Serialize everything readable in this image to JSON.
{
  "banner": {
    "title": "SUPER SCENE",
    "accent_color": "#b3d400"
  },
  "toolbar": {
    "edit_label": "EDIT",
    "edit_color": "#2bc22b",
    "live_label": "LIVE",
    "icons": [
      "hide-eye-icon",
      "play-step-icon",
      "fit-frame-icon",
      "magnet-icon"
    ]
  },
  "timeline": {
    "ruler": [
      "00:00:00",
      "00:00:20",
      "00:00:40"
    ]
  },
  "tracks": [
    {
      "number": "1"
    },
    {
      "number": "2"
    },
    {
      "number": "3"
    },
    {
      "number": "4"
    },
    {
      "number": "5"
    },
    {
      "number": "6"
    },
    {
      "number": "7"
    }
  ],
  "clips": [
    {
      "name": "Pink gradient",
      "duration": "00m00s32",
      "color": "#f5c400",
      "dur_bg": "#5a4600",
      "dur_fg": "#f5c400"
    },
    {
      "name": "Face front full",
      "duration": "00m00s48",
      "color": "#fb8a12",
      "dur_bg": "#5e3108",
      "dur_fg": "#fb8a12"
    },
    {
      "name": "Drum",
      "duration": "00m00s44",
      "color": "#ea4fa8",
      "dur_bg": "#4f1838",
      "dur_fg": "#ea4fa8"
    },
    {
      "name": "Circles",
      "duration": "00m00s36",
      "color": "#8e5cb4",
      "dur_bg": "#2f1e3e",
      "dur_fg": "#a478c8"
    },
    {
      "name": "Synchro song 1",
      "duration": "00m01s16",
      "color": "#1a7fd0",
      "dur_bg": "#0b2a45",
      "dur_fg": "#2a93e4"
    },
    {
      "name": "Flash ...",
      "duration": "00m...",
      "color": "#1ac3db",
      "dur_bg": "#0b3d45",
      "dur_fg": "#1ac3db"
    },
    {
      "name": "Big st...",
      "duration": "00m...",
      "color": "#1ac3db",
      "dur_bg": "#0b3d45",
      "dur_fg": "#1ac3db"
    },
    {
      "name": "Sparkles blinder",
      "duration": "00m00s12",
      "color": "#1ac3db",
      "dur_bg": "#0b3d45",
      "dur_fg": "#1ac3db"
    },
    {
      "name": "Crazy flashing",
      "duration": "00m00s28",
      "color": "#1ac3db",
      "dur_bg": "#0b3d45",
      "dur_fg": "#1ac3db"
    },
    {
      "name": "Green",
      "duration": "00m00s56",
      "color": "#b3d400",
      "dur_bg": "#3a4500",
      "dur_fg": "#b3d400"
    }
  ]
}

***

_Exercise prompt_:
Filter the listing above by the word "number"; copy each line that passes.

_Response for this exercise_:
      "number": "1"
      "number": "2"
      "number": "3"
      "number": "4"
      "number": "5"
      "number": "6"
      "number": "7"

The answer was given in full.